WHAT THE EXERCISE ASKS: Extract all lines from the data beneath that include the word "subtitle".

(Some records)
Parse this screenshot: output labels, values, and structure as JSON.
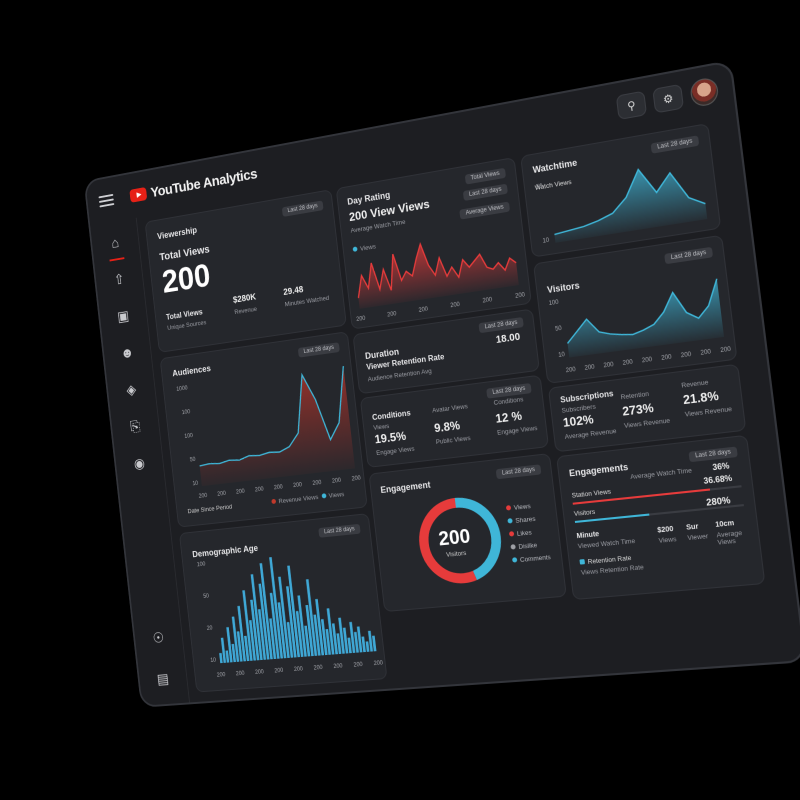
{
  "app": {
    "title": "YouTube Analytics"
  },
  "header": {
    "search_icon": "search-icon",
    "settings_icon": "gear-icon"
  },
  "sidebar": {
    "items": [
      "home-icon",
      "upload-icon",
      "content-icon",
      "user-icon",
      "monetization-icon",
      "copyright-icon",
      "audience-icon"
    ],
    "bottom": [
      "globe-icon",
      "feedback-icon"
    ]
  },
  "viewership": {
    "title": "Viewership",
    "tag": "Last 28 days",
    "subtitle": "Total Views",
    "value": "200",
    "footer_label": "Total Views",
    "footer_sub": "Unique Sources",
    "stat1_value": "$280K",
    "stat1_label": "Revenue",
    "stat2_value": "29.48",
    "stat2_label": "Minutes Watched"
  },
  "day_rating": {
    "title": "Day Rating",
    "headline": "200 View Views",
    "subtitle": "Average Watch Time",
    "tag1": "Total Views",
    "tag2": "Last 28 days",
    "tag3": "Average Views",
    "legend": "Views",
    "x_ticks": [
      "200",
      "200",
      "200",
      "200",
      "200",
      "200"
    ]
  },
  "watchtime": {
    "title": "Watchtime",
    "tag": "Last 28 days",
    "legend": "Watch Views",
    "y_ticks": [
      "50",
      "10"
    ],
    "x_ticks": [
      "200",
      "200",
      "200"
    ]
  },
  "audience": {
    "title": "Audiences",
    "tag": "Last 28 days",
    "y_ticks": [
      "1000",
      "100",
      "100",
      "50",
      "10"
    ],
    "x_ticks": [
      "200",
      "200",
      "200",
      "200",
      "200",
      "200",
      "200",
      "200",
      "200"
    ],
    "footer": "Date Since Period",
    "legend": [
      {
        "name": "Revenue Views",
        "color": "#c0392b"
      },
      {
        "name": "Views",
        "color": "#3fb6d8"
      }
    ]
  },
  "retention": {
    "title": "Duration",
    "label": "Viewer Retention Rate",
    "sub": "Audience Retention Avg",
    "value": "18.00",
    "tag": "Last 28 days"
  },
  "subscribers": {
    "tag": "Last 28 days",
    "cols": [
      {
        "title": "Conditions",
        "label": "Views",
        "value": "19.5%",
        "sub": "Engage Views"
      },
      {
        "title": "",
        "label": "Avatar Views",
        "value": "9.8%",
        "sub": "Public Views"
      },
      {
        "title": "",
        "label": "Conditions",
        "value": "12 %",
        "sub": "Engage Views"
      }
    ]
  },
  "visitors": {
    "title": "Visitors",
    "tag": "Last 28 days",
    "y_ticks": [
      "100",
      "50",
      "10"
    ],
    "x_ticks": [
      "200",
      "200",
      "200",
      "200",
      "200",
      "200",
      "200",
      "200",
      "200"
    ]
  },
  "subscriptions": {
    "title": "Subscriptions",
    "stats": [
      {
        "label": "Subscribers",
        "value": "102%",
        "sub": "Average Revenue"
      },
      {
        "label": "Retention",
        "value": "273%",
        "sub": "Views Revenue"
      },
      {
        "label": "Revenue",
        "value": "21.8%",
        "sub": "Views Revenue"
      }
    ]
  },
  "engagement": {
    "title": "Engagement",
    "tag": "Last 28 days",
    "center_value": "200",
    "center_label": "Visitors",
    "legend": [
      {
        "name": "Views",
        "color": "#e63b3b"
      },
      {
        "name": "Shares",
        "color": "#3fb6d8"
      },
      {
        "name": "Likes",
        "color": "#e63b3b"
      },
      {
        "name": "Dislike",
        "color": "#9ea0a6"
      },
      {
        "name": "Comments",
        "color": "#3fb6d8"
      }
    ]
  },
  "engagements_list": {
    "title": "Engagements",
    "tag": "Last 28 days",
    "rows": [
      {
        "label": "Station Views",
        "value": "36.68%",
        "aux": "Average Watch Time",
        "aux_value": "36%"
      },
      {
        "label": "Visitors",
        "value": "280%"
      }
    ],
    "bottom": {
      "title": "Minute",
      "sub": "Viewed Watch Time",
      "stat1": "$200",
      "stat1_sub": "Views",
      "stat2": "Sur",
      "stat2_sub": "Viewer",
      "stat3": "10cm",
      "stat3_sub": "Average Views",
      "legend": "Retention Rate",
      "legend_sub": "Views Retention Rate"
    }
  },
  "demographic": {
    "title": "Demographic Age",
    "tag": "Last 28 days",
    "y_ticks": [
      "100",
      "50",
      "20",
      "10"
    ],
    "x_ticks": [
      "200",
      "200",
      "200",
      "200",
      "200",
      "200",
      "200",
      "200",
      "200"
    ]
  },
  "chart_data": [
    {
      "type": "area",
      "title": "Audiences",
      "series": [
        {
          "name": "Revenue Views",
          "values": [
            20,
            21,
            20,
            22,
            21,
            24,
            23,
            25,
            24,
            28,
            40,
            95,
            70,
            30,
            45,
            98
          ]
        }
      ]
    },
    {
      "type": "line",
      "title": "Day Rating",
      "series": [
        {
          "name": "Views",
          "values": [
            20,
            60,
            35,
            80,
            30,
            65,
            25,
            90,
            40,
            55,
            45,
            75,
            100,
            60,
            40,
            70,
            35,
            50,
            30,
            60,
            45,
            55,
            65,
            40,
            35,
            45,
            30,
            50,
            40
          ]
        }
      ]
    },
    {
      "type": "area",
      "title": "Watchtime",
      "series": [
        {
          "name": "Watch Views",
          "values": [
            10,
            12,
            14,
            18,
            24,
            40,
            70,
            40,
            60,
            28,
            18
          ]
        }
      ]
    },
    {
      "type": "area",
      "title": "Visitors",
      "series": [
        {
          "name": "Visitors",
          "values": [
            20,
            35,
            50,
            30,
            25,
            22,
            20,
            24,
            30,
            45,
            70,
            40,
            30,
            45,
            80
          ]
        }
      ]
    },
    {
      "type": "bar",
      "title": "Demographic Age",
      "values": [
        10,
        25,
        12,
        35,
        18,
        45,
        30,
        55,
        25,
        70,
        40,
        60,
        85,
        50,
        75,
        95,
        40,
        65,
        100,
        55,
        80,
        35,
        70,
        90,
        45,
        60,
        30,
        50,
        75,
        40,
        55,
        35,
        25,
        45,
        30,
        20,
        35,
        25,
        15,
        30,
        20,
        25,
        15,
        10,
        20,
        15
      ]
    },
    {
      "type": "pie",
      "title": "Engagement",
      "categories": [
        "Shares",
        "Views"
      ],
      "values": [
        45,
        55
      ]
    }
  ]
}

THE RESPONSE:
    "subtitle": "Total Views",
    "subtitle": "Average Watch Time",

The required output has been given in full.